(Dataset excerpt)

══════════

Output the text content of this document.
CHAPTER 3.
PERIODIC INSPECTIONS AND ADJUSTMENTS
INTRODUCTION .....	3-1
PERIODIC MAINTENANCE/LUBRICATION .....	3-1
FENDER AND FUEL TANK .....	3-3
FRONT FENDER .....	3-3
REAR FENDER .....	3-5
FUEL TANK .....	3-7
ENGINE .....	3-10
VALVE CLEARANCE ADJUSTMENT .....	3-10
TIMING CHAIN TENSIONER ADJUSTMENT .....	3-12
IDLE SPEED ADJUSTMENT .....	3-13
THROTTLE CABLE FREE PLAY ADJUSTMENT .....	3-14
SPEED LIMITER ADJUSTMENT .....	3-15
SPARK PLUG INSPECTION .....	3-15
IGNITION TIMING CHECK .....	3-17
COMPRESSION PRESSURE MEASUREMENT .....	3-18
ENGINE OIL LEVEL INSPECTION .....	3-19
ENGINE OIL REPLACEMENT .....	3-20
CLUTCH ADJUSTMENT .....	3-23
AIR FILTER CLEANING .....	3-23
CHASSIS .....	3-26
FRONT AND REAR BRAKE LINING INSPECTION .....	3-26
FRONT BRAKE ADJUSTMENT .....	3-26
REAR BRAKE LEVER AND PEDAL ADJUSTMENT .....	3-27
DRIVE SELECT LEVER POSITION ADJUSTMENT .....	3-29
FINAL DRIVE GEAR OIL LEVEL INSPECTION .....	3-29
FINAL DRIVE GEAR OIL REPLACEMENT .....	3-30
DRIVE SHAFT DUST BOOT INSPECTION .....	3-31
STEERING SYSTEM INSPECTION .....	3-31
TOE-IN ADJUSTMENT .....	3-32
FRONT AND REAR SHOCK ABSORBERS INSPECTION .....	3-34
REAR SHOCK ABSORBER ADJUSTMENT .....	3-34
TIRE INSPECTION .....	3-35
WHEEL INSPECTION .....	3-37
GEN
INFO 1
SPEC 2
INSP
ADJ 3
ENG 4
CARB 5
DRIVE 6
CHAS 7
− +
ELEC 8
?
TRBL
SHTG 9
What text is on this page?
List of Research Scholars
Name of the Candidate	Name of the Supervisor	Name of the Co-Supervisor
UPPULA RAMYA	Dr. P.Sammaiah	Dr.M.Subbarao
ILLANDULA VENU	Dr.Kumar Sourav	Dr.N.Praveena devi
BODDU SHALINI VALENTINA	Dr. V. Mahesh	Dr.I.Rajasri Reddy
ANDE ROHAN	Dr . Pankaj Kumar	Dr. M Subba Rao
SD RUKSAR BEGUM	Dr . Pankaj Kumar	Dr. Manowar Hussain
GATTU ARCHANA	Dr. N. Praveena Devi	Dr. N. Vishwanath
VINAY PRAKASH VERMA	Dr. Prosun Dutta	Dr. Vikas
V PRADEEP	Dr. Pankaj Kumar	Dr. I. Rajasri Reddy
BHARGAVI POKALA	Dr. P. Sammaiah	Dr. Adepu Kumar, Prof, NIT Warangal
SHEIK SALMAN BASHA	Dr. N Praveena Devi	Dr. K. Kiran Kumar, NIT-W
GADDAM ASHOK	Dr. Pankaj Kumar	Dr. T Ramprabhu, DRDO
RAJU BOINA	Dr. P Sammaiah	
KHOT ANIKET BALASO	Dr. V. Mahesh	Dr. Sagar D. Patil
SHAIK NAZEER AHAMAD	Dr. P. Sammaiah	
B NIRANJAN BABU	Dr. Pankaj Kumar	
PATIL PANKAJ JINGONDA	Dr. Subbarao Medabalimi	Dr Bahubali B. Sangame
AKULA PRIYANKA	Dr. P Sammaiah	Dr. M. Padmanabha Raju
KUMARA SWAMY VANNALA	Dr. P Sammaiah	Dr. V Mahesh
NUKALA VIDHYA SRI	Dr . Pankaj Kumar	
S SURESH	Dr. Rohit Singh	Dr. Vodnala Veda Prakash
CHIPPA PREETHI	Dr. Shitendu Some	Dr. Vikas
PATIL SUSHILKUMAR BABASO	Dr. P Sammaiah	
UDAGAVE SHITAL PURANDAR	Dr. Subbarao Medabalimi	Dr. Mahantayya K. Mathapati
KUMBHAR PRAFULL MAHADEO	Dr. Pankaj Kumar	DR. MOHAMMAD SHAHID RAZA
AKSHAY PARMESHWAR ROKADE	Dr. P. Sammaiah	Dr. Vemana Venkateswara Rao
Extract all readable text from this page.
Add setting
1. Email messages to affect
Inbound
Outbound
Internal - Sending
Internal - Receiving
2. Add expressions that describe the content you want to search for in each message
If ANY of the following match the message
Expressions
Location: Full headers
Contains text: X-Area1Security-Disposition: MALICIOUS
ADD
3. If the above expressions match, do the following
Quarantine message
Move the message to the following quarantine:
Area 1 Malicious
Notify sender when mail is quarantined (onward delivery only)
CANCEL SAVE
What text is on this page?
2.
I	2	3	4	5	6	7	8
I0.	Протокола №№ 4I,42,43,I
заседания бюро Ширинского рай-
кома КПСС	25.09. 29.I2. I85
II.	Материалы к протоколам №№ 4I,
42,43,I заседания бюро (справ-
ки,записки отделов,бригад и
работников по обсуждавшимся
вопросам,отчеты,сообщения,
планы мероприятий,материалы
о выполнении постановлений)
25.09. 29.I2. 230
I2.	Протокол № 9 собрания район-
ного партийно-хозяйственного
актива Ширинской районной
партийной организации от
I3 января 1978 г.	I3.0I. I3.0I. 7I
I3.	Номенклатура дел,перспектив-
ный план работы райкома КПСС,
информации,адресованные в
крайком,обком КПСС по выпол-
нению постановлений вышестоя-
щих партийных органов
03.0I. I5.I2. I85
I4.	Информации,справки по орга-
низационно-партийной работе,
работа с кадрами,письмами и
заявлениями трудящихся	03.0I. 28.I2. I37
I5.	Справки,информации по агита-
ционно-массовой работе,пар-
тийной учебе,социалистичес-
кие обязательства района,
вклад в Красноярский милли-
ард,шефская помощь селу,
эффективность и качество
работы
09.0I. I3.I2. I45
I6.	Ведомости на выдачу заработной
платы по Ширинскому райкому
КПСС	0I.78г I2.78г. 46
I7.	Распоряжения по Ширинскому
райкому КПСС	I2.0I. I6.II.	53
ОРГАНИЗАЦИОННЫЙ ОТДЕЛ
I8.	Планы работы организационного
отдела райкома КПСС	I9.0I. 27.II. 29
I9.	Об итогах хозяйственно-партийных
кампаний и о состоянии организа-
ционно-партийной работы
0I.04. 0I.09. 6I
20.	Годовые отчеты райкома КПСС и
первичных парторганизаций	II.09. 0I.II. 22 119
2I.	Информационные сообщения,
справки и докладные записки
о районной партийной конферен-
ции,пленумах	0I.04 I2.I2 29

══════════

## Work instructions
Count every line of the records that holds the string "заседания". Write only the total.

## Result below
2